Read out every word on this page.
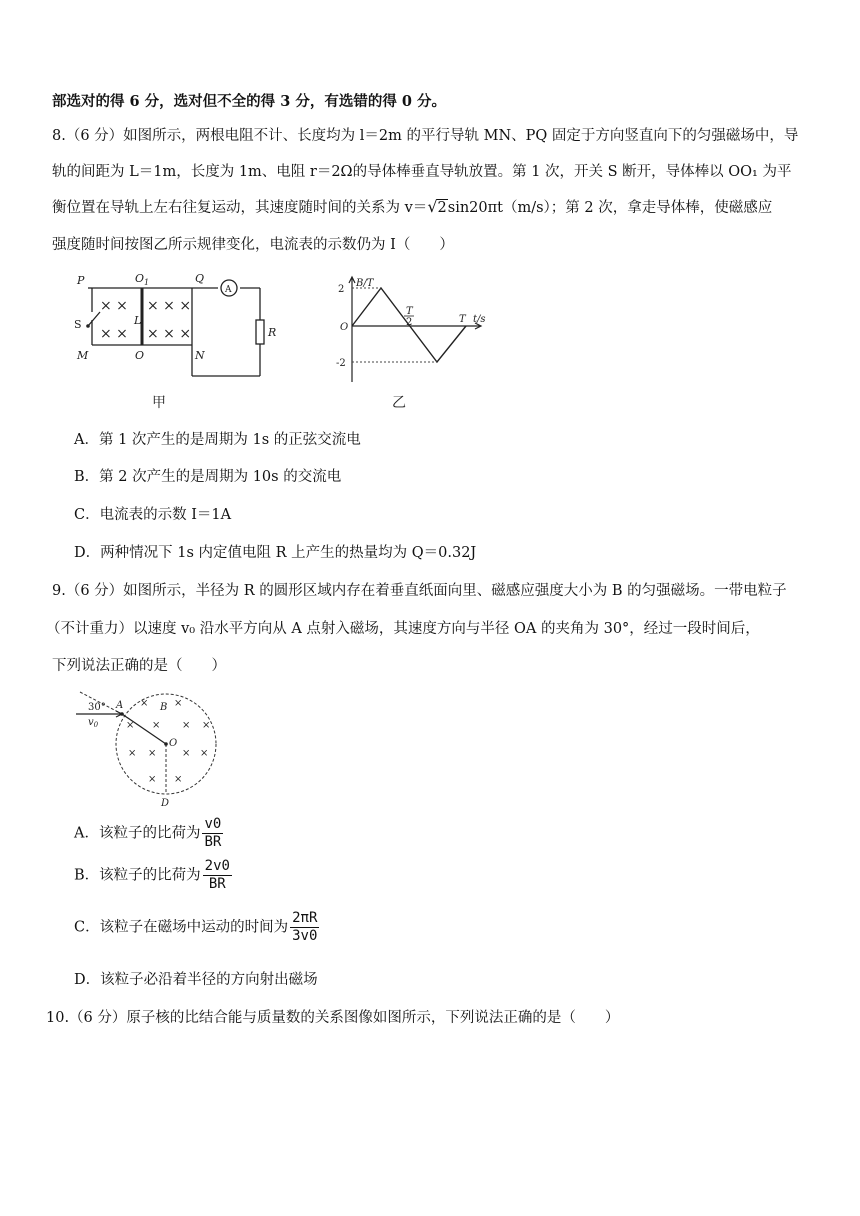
部选对的得 6 分，选对但不全的得 3 分，有选错的得 0 分。
8.（6 分）如图所示，两根电阻不计、长度均为 l＝2m 的平行导轨 MN、PQ 固定于方向竖直向下的匀强磁场中，导
轨的间距为 L＝1m，长度为 1m、电阻 r＝2Ω的导体棒垂直导轨放置。第 1 次，开关 S 断开，导体棒以 OO₁ 为平
衡位置在导轨上左右往复运动，其速度随时间的关系为 v＝√2sin20πt（m/s）；第 2 次，拿走导体棒，使磁感应
强度随时间按图乙所示规律变化，电流表的示数仍为 I（　　）
× × × × ×
× × × × ×
P	$O_1$	Q
A
S	L
R
M	O	N
甲
B/T
2
O
-2
T
2	T t/s
乙
A．第 1 次产生的是周期为 1s 的正弦交流电
B．第 2 次产生的是周期为 10s 的交流电
C．电流表的示数 I＝1A
D．两种情况下 1s 内定值电阻 R 上产生的热量均为 Q＝0.32J
9.（6 分）如图所示，半径为 R 的圆形区域内存在着垂直纸面向里、磁感应强度大小为 B 的匀强磁场。一带电粒子
（不计重力）以速度 v₀ 沿水平方向从 A 点射入磁场，其速度方向与半径 OA 的夹角为 30°，经过一段时间后，
下列说法正确的是（　　）
×	×
× × × ×
× ×	× ×
× ×
30° A
$v_0$
B
O
D
A．该粒子的比荷为 $\frac{v0}{BR}$
B．该粒子的比荷为 $\frac{2v0}{BR}$
C．该粒子在磁场中运动的时间为 $\frac{2\pi R}{3v0}$
D．该粒子必沿着半径的方向射出磁场
10.（6 分）原子核的比结合能与质量数的关系图像如图所示，下列说法正确的是（　　）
- - - - - - -
Copy out every line in the entries above that holds "frac".

WRITTEN REPLY
A．该粒子的比荷为 $\frac{v0}{BR}$
B．该粒子的比荷为 $\frac{2v0}{BR}$
C．该粒子在磁场中运动的时间为 $\frac{2\pi R}{3v0}$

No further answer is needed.